Quote the whole listing verbatim.

╭──

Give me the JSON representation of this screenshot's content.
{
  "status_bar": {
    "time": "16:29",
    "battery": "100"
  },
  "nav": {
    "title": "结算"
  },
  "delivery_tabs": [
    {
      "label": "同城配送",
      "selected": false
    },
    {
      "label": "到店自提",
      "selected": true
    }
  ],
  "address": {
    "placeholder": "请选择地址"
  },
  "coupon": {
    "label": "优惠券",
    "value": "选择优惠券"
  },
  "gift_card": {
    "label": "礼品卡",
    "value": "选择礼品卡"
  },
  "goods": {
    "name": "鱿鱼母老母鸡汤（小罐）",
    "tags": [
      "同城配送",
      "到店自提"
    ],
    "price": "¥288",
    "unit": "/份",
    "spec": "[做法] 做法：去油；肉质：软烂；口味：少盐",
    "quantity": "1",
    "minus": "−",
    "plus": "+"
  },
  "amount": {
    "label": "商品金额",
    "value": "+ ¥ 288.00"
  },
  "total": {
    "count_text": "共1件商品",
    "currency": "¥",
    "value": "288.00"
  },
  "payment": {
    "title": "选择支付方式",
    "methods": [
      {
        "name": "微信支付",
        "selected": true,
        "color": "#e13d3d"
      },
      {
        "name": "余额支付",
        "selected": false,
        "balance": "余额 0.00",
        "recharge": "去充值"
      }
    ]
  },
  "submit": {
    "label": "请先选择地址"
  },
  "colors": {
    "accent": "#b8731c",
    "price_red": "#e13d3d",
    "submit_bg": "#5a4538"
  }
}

╰──

• _Response for this exercise_
Give me the JSON representation of this screenshot's content.
{
  "status_bar": {
    "time": "16:29",
    "battery": "100"
  },
  "nav": {
    "title": "结算"
  },
  "delivery_tabs": [
    {
      "label": "同城配送",
      "selected": false
    },
    {
      "label": "到店自提",
      "selected": true
    }
  ],
  "address": {
    "placeholder": "请选择地址"
  },
  "coupon": {
    "label": "优惠券",
    "value": "选择优惠券"
  },
  "gift_card": {
    "label": "礼品卡",
    "value": "选择礼品卡"
  },
  "goods": {
    "name": "鱿鱼母老母鸡汤（小罐）",
    "tags": [
      "同城配送",
      "到店自提"
    ],
    "price": "¥288",
    "unit": "/份",
    "spec": "[做法] 做法：去油；肉质：软烂；口味：少盐",
    "quantity": "1",
    "minus": "−",
    "plus": "+"
  },
  "amount": {
    "label": "商品金额",
    "value": "+ ¥ 288.00"
  },
  "total": {
    "count_text": "共1件商品",
    "currency": "¥",
    "value": "288.00"
  },
  "payment": {
    "title": "选择支付方式",
    "methods": [
      {
        "name": "微信支付",
        "selected": true,
        "color": "#e13d3d"
      },
      {
        "name": "余额支付",
        "selected": false,
        "balance": "余额 0.00",
        "recharge": "去充值"
      }
    ]
  },
  "submit": {
    "label": "请先选择地址"
  },
  "colors": {
    "accent": "#b8731c",
    "price_red": "#e13d3d",
    "submit_bg": "#5a4538"
  }
}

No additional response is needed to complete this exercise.